[Extracted records]
▬▬▬▬▬▬▬▬▬▬

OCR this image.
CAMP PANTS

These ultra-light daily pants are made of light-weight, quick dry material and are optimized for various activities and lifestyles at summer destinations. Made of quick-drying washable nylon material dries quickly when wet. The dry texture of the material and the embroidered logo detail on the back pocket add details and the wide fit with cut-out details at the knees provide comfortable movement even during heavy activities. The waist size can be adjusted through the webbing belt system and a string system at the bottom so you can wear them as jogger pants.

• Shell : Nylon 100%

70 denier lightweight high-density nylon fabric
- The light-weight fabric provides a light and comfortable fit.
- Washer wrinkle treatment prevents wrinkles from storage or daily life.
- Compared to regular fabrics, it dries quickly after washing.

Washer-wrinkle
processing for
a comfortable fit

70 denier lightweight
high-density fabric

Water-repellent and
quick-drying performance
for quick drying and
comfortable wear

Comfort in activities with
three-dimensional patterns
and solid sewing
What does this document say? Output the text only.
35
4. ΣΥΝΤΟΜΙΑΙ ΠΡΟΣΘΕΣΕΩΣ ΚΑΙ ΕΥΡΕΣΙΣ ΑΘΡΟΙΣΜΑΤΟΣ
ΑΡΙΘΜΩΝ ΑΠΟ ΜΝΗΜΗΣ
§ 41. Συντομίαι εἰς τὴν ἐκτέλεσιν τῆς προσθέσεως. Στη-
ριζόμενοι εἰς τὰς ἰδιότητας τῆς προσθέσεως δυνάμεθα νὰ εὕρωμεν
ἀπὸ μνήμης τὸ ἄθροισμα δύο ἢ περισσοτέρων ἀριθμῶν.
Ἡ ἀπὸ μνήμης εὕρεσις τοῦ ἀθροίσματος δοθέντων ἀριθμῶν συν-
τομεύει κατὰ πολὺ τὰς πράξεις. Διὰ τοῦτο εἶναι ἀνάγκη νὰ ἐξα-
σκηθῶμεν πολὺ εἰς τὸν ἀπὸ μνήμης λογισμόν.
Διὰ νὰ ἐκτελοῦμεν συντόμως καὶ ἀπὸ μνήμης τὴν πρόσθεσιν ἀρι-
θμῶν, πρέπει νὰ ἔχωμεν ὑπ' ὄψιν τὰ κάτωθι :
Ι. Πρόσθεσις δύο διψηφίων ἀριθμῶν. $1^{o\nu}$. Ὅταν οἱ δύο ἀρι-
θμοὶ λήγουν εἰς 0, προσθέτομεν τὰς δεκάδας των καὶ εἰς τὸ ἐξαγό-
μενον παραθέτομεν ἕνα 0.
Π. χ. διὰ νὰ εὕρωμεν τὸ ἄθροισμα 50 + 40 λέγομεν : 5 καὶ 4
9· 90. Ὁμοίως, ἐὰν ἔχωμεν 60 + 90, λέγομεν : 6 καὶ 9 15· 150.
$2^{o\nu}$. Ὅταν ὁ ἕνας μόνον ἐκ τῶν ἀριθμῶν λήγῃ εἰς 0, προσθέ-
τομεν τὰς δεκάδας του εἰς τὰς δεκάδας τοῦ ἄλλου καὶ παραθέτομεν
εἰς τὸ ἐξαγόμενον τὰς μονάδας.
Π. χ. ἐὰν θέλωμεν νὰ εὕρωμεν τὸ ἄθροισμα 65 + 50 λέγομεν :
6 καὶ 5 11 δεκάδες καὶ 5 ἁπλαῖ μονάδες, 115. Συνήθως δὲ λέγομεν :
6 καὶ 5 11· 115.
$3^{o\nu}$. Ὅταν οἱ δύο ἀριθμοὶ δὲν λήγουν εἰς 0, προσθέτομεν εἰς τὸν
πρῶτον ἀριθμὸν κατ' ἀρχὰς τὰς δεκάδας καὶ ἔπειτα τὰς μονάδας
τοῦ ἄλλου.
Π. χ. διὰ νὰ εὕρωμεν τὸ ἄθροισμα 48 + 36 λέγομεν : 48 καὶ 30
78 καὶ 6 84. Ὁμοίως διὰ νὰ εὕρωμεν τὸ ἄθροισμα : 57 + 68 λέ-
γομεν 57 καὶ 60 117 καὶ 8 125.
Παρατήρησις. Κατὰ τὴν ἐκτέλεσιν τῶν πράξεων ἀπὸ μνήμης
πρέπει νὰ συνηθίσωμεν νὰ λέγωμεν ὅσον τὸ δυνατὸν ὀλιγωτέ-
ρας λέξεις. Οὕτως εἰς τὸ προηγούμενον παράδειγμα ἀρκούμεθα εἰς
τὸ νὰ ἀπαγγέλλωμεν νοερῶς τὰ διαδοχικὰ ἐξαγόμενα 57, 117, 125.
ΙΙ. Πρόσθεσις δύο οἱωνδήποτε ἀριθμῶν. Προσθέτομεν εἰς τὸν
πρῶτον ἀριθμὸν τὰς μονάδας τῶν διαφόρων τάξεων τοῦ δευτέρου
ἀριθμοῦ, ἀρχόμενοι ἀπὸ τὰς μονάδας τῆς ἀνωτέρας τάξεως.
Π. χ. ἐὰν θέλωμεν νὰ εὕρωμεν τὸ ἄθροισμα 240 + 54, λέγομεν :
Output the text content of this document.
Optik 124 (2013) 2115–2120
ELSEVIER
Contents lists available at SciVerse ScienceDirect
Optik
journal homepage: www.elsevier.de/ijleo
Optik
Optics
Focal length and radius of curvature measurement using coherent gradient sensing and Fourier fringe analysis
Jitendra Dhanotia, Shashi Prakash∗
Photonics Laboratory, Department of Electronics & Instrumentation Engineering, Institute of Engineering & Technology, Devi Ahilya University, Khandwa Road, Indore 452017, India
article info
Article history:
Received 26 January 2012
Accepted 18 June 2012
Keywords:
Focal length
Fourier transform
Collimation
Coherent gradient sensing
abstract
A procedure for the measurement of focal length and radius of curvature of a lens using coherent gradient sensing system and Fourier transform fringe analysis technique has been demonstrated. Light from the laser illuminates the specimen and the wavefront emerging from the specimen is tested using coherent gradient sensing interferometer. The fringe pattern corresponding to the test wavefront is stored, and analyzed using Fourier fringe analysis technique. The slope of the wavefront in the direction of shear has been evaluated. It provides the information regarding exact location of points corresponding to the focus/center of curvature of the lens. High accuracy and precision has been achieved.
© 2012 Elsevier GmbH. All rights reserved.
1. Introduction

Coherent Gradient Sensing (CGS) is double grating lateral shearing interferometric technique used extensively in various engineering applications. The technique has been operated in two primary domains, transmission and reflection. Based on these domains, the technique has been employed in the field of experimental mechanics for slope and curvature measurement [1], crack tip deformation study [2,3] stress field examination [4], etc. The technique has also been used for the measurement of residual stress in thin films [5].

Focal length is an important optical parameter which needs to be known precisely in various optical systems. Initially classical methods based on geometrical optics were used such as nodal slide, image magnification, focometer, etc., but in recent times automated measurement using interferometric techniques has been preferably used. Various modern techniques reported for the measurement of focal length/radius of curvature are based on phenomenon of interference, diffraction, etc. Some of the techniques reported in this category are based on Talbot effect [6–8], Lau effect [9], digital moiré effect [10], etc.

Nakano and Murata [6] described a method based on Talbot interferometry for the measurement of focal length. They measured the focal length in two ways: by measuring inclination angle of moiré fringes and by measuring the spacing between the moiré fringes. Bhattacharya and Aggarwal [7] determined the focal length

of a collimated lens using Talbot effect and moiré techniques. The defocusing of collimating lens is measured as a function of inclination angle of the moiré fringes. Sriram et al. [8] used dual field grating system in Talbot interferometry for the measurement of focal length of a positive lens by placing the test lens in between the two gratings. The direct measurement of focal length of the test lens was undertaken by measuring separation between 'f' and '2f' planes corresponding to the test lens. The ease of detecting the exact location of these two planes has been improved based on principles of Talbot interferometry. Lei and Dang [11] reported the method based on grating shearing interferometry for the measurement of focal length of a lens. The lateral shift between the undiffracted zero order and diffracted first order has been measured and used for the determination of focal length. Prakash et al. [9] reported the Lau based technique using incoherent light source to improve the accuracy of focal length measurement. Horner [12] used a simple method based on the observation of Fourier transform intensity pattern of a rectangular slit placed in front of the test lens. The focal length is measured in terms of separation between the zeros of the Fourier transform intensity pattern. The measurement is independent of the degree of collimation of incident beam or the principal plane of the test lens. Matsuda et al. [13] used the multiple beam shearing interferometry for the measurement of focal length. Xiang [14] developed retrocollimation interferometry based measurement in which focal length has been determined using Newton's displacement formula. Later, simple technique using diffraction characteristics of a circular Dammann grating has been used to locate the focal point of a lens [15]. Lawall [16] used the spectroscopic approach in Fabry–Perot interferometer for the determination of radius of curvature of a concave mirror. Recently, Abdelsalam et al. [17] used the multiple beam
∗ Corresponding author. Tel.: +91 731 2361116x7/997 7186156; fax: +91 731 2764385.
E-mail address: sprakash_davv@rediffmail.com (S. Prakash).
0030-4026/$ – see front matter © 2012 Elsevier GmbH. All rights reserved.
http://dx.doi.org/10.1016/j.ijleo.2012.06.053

▬▬▬▬▬▬▬▬▬▬

EXERCISE OBJECTIVE: Each line containing "density" counts once; state the total number of such lines and nothing else.

EXPECTED ANSWER: 2